> **WHAT IS REQUIRED**
Collect all lines below with the string "name".

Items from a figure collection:

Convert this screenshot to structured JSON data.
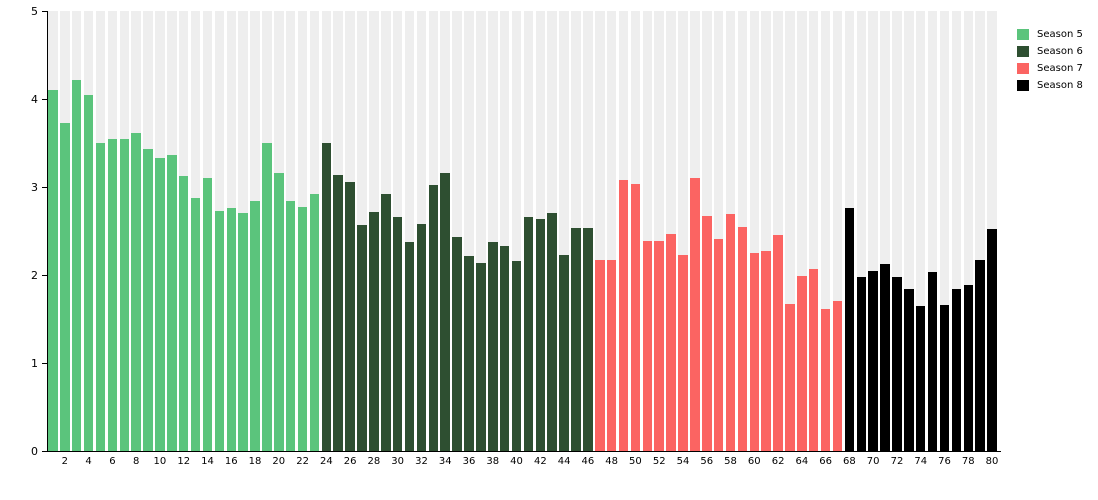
{
  "chart_data": {
    "type": "bar",
    "title": "",
    "xlabel": "",
    "ylabel": "",
    "ylim": [
      0,
      5
    ],
    "yticks": [
      0,
      1,
      2,
      3,
      4,
      5
    ],
    "xticks": [
      2,
      4,
      6,
      8,
      10,
      12,
      14,
      16,
      18,
      20,
      22,
      24,
      26,
      28,
      30,
      32,
      34,
      36,
      38,
      40,
      42,
      44,
      46,
      48,
      50,
      52,
      54,
      56,
      58,
      60,
      62,
      64,
      66,
      68,
      70,
      72,
      74,
      76,
      78,
      80
    ],
    "x_unit": "episode-number",
    "grid": "light-gray-column-stripes-full-height",
    "legend_position": "top-right-outside",
    "series": [
      {
        "name": "Season 5",
        "color": "#5BC47C",
        "x_range": [
          1,
          23
        ],
        "values": [
          4.1,
          3.73,
          4.22,
          4.04,
          3.5,
          3.54,
          3.55,
          3.61,
          3.43,
          3.33,
          3.36,
          3.12,
          2.88,
          3.1,
          2.73,
          2.76,
          2.71,
          2.84,
          3.5,
          3.16,
          2.84,
          2.77,
          2.92
        ]
      },
      {
        "name": "Season 6",
        "color": "#2E4F31",
        "x_range": [
          24,
          46
        ],
        "values": [
          3.5,
          3.14,
          3.06,
          2.57,
          2.72,
          2.92,
          2.66,
          2.38,
          2.58,
          3.02,
          3.16,
          2.43,
          2.22,
          2.14,
          2.37,
          2.33,
          2.16,
          2.66,
          2.64,
          2.7,
          2.23,
          2.53,
          2.53
        ]
      },
      {
        "name": "Season 7",
        "color": "#FB6462",
        "x_range": [
          47,
          67
        ],
        "values": [
          2.17,
          2.17,
          3.08,
          3.03,
          2.39,
          2.39,
          2.47,
          2.23,
          3.1,
          2.67,
          2.41,
          2.69,
          2.54,
          2.25,
          2.27,
          2.45,
          1.67,
          1.99,
          2.07,
          1.61,
          1.7
        ]
      },
      {
        "name": "Season 8",
        "color": "#000000",
        "x_range": [
          68,
          80
        ],
        "values": [
          2.76,
          1.98,
          2.05,
          2.13,
          1.98,
          1.84,
          1.65,
          2.03,
          1.66,
          1.84,
          1.89,
          2.17,
          2.52
        ]
      }
    ]
  },
  "legend": {
    "items": [
      {
        "label": "Season 5",
        "color": "#5BC47C"
      },
      {
        "label": "Season 6",
        "color": "#2E4F31"
      },
      {
        "label": "Season 7",
        "color": "#FB6462"
      },
      {
        "label": "Season 8",
        "color": "#000000"
      }
    ]
  },
  "colors": {
    "background": "#ffffff",
    "stripe": "#eeeeee",
    "axis": "#000000",
    "text": "#000000"
  }
}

> **FINAL RESULT**
        "name": "Season 5",
        "name": "Season 6",
        "name": "Season 7",
        "name": "Season 8",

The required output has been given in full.